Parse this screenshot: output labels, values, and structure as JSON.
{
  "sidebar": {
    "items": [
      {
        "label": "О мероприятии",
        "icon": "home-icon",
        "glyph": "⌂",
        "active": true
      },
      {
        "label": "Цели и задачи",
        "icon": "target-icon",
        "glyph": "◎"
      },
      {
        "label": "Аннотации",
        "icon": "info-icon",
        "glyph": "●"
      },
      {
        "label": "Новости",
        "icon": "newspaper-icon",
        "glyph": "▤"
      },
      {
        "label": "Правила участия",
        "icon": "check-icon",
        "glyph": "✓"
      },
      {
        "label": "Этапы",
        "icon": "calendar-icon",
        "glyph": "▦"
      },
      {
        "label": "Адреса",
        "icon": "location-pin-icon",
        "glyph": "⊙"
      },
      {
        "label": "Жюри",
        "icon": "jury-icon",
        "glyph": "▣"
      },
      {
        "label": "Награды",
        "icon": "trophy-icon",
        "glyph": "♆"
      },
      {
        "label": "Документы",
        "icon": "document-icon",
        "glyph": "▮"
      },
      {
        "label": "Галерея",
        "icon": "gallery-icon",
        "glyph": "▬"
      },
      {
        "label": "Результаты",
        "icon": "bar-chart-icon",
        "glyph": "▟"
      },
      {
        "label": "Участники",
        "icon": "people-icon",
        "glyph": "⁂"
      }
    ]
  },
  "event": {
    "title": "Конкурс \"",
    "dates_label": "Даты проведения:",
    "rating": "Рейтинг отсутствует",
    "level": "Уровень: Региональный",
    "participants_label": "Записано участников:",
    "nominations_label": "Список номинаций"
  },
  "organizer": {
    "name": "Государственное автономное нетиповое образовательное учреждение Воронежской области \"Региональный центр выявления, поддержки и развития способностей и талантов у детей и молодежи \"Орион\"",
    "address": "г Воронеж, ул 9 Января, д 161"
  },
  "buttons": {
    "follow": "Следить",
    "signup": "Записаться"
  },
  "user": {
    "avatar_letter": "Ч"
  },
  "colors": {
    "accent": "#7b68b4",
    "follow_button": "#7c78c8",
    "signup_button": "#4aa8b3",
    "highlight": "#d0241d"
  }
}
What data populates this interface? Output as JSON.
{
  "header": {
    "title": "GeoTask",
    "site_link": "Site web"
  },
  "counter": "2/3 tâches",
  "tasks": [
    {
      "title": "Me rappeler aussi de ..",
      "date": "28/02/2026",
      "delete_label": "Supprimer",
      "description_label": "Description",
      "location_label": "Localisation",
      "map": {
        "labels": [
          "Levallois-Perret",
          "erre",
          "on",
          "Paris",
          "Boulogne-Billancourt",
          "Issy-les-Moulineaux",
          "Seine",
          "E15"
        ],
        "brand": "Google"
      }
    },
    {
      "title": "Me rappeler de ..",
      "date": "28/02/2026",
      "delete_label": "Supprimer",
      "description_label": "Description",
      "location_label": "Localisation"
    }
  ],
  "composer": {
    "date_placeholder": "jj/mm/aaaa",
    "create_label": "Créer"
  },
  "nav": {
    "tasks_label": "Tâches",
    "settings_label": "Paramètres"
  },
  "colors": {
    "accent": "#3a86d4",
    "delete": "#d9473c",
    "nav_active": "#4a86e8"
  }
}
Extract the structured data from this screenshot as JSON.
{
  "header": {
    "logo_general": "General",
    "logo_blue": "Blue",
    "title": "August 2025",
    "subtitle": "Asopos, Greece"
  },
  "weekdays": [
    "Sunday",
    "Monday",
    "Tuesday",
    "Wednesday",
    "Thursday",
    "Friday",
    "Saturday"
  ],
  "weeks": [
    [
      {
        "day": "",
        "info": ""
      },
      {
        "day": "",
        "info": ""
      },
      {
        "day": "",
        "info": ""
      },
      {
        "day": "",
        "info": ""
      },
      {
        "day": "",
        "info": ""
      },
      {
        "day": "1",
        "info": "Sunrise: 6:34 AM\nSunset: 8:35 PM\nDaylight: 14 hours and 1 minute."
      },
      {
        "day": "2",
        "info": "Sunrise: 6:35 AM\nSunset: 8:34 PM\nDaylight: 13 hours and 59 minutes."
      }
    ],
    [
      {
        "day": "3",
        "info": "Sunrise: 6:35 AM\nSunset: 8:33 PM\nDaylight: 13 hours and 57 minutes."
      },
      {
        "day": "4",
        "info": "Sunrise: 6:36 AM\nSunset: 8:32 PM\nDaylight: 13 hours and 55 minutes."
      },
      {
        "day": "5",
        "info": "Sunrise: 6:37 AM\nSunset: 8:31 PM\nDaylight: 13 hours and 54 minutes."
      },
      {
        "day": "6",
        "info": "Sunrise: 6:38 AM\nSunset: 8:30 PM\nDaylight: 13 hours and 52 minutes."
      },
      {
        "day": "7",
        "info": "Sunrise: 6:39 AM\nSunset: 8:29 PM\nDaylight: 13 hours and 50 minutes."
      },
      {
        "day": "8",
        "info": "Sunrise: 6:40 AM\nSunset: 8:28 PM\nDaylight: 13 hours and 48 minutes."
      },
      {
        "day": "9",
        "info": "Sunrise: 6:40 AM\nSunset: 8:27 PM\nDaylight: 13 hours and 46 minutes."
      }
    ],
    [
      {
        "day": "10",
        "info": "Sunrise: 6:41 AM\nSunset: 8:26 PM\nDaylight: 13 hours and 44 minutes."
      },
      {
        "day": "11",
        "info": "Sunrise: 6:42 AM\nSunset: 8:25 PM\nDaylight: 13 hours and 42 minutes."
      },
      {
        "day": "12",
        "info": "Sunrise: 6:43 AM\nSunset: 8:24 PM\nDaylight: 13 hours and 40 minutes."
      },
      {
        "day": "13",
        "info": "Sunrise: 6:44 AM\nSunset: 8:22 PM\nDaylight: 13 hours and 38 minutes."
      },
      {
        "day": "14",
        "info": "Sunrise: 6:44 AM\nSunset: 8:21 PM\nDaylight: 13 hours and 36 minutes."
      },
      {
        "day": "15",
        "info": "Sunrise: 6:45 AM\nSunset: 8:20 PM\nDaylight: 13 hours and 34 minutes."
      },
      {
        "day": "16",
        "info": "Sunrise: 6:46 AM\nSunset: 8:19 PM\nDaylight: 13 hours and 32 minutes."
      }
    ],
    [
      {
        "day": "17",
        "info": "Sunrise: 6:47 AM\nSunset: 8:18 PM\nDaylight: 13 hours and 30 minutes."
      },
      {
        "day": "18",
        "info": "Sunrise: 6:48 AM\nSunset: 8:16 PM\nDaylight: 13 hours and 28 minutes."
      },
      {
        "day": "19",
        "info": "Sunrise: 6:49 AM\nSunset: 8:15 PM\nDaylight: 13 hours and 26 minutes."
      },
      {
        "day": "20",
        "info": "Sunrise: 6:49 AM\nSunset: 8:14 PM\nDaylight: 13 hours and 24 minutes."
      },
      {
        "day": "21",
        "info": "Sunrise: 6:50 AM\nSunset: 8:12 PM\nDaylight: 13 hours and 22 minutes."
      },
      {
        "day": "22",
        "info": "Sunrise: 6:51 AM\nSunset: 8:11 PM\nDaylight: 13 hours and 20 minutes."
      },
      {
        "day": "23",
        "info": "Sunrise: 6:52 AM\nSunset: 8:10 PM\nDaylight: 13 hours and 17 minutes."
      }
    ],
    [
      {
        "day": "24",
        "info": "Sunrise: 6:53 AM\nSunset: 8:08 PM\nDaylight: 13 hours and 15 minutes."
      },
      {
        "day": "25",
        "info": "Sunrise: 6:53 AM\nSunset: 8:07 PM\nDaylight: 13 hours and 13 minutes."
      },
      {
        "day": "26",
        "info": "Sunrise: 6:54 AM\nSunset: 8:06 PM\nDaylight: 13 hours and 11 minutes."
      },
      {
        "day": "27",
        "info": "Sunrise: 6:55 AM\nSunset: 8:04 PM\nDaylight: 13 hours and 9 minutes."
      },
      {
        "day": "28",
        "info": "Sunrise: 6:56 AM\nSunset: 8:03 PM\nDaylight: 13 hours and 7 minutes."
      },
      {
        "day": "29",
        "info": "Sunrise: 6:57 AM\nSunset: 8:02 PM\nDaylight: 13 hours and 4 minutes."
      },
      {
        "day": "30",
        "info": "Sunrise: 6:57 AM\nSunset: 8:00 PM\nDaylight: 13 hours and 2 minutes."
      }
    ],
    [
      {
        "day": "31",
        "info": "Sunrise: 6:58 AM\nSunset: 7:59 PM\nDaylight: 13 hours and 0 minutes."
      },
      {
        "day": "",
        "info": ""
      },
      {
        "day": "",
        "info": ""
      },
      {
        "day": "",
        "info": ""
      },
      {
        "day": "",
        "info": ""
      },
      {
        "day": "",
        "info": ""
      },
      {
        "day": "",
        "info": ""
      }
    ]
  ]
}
+--
§ GIVEN PROBLEM:
From the data above, show each line that contains "this".

§ SOLUTION TO THE EXERCISE:
Parse this screenshot: output labels, values, and structure as JSON.
What data populates this interface? Output as JSON.
Extract the structured data from this screenshot as JSON.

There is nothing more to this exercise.